-- START OF THE RECORDS --

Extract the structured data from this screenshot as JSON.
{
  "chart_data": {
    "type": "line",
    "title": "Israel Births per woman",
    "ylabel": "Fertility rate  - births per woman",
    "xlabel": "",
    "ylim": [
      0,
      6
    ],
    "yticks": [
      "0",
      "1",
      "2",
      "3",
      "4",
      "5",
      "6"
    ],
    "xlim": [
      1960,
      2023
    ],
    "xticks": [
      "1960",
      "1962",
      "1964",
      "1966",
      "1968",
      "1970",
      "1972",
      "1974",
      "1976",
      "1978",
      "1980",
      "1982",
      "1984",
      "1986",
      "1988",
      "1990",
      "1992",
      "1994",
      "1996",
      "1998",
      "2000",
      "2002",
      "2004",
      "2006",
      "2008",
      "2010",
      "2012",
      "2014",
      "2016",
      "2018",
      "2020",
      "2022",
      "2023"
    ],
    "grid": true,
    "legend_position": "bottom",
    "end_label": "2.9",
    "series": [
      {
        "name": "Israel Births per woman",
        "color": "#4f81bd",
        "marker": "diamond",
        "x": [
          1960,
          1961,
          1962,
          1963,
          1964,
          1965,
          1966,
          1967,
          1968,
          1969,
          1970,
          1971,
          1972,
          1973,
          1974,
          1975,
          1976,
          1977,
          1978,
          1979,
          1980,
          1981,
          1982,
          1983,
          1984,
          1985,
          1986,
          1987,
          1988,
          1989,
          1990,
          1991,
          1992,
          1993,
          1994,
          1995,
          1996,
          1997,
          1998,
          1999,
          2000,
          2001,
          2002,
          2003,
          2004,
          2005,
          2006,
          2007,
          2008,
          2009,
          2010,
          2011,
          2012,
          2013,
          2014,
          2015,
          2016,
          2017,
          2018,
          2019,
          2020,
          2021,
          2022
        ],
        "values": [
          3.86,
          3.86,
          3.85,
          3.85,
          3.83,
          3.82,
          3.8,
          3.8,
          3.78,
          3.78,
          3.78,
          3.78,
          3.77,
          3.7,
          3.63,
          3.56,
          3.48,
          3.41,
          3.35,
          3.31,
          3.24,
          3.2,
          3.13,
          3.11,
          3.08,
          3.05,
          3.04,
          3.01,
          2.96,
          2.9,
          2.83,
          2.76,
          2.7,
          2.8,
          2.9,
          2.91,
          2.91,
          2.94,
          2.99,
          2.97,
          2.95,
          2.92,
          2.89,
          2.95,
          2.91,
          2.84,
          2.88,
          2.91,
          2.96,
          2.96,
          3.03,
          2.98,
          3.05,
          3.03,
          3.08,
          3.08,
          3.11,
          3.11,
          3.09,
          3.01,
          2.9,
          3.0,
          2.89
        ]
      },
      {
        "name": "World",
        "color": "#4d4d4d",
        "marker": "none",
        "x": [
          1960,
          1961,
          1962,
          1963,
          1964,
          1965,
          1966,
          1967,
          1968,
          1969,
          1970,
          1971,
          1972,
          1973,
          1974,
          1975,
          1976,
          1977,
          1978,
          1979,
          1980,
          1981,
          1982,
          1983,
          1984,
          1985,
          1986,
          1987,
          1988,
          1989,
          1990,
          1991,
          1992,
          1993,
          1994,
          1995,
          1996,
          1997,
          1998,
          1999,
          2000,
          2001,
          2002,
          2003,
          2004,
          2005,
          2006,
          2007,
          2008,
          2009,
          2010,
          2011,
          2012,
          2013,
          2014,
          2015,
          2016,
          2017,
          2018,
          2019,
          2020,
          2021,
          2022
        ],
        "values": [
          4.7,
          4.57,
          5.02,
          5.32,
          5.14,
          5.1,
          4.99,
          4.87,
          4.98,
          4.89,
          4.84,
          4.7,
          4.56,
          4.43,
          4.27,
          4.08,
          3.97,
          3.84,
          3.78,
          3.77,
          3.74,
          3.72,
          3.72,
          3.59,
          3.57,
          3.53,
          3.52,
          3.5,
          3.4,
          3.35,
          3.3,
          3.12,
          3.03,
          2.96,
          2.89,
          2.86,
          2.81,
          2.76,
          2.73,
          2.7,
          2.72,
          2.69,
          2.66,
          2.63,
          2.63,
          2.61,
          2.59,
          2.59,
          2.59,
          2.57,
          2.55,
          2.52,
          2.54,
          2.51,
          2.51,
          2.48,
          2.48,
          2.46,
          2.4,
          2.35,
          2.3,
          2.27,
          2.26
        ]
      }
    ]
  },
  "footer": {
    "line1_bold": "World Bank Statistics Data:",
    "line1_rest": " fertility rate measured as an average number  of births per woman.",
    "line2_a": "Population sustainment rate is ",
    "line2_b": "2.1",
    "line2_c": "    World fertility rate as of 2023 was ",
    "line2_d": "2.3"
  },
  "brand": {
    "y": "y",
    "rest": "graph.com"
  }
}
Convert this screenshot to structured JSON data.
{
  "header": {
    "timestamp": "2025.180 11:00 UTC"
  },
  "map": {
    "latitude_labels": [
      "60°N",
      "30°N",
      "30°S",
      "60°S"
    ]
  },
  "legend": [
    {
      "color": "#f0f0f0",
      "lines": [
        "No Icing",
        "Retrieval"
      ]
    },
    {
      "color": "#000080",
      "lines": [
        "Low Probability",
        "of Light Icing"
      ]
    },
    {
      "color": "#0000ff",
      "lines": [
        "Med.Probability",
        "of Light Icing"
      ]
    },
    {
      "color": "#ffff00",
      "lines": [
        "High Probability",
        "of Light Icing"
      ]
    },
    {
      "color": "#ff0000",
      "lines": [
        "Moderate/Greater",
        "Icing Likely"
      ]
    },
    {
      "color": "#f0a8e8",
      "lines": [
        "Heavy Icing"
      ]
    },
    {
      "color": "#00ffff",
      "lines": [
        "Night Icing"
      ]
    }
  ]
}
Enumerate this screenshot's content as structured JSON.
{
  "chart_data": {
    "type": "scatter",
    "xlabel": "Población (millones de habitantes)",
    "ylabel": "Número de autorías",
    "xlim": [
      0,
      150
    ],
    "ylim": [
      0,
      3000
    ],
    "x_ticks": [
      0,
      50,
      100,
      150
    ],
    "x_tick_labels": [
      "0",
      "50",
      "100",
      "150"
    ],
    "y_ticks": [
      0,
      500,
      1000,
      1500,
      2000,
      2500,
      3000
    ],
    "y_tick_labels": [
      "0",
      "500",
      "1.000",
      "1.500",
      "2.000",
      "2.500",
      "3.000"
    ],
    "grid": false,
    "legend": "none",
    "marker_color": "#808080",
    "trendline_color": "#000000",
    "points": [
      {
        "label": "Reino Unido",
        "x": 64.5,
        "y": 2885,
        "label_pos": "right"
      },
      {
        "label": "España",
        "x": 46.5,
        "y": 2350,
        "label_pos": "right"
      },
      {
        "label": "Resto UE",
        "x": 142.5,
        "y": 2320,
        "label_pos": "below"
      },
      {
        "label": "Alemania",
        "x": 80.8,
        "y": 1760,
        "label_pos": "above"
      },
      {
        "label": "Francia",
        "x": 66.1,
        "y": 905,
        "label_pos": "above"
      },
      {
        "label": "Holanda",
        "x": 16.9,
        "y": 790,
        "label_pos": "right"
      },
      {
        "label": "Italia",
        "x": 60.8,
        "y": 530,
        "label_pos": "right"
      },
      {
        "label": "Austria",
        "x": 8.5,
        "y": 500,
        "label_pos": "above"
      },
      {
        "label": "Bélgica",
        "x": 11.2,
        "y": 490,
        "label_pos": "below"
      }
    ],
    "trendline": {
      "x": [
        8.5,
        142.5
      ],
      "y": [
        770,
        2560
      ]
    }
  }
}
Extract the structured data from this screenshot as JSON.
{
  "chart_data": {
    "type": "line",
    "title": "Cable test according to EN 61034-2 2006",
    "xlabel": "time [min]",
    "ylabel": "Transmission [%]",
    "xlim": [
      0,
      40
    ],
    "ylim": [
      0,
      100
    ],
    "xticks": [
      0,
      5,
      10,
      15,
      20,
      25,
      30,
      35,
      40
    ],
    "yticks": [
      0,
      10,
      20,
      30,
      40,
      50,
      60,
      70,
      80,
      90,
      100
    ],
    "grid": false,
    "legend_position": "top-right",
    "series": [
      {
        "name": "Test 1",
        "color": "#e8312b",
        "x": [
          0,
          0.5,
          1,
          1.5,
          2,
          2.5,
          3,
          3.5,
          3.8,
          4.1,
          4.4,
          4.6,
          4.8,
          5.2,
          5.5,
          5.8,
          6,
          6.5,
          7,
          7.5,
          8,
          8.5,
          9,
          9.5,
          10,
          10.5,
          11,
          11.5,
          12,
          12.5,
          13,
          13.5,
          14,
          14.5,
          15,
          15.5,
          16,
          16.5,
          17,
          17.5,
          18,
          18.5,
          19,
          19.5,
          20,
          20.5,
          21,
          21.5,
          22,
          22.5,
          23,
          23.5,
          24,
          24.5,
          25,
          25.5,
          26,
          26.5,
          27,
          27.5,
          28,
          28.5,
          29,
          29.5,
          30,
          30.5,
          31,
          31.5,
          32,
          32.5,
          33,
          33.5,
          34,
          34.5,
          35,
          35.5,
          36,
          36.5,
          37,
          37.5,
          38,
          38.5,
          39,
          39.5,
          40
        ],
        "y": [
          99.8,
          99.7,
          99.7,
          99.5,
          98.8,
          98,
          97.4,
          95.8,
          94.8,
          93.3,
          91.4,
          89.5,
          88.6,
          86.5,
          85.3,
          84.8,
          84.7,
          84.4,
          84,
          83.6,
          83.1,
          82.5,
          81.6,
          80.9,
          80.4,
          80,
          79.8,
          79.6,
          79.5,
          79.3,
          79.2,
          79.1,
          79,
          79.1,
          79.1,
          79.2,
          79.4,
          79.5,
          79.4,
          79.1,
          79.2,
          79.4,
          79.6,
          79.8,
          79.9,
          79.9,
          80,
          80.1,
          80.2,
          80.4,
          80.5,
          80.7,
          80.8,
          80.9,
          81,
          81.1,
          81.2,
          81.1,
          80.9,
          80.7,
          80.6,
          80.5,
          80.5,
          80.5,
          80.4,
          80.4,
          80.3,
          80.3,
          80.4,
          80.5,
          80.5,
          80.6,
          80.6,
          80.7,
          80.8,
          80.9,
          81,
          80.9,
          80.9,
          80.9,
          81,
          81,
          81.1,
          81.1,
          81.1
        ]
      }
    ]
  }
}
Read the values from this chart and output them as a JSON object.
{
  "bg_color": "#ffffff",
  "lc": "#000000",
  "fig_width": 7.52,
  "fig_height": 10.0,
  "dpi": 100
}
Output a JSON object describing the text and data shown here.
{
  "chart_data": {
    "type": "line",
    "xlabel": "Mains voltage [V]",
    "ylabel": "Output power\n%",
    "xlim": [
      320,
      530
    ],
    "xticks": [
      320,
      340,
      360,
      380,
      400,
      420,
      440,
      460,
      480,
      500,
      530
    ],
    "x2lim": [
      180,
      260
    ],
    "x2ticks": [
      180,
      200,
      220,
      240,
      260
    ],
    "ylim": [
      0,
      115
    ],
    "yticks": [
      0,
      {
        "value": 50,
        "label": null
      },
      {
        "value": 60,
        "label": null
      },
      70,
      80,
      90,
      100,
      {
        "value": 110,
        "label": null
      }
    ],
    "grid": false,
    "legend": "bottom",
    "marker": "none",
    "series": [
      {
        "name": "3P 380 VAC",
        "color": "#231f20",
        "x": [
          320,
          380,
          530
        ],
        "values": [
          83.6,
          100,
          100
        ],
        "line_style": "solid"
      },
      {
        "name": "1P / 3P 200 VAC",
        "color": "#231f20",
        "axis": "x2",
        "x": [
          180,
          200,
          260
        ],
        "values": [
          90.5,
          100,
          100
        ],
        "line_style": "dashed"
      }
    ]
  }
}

-- END OF THE RECORDS --

AIM OF THE TASK
From the data above, count the lines where "name" occurs and give that figure and nothing else.

RESULT
5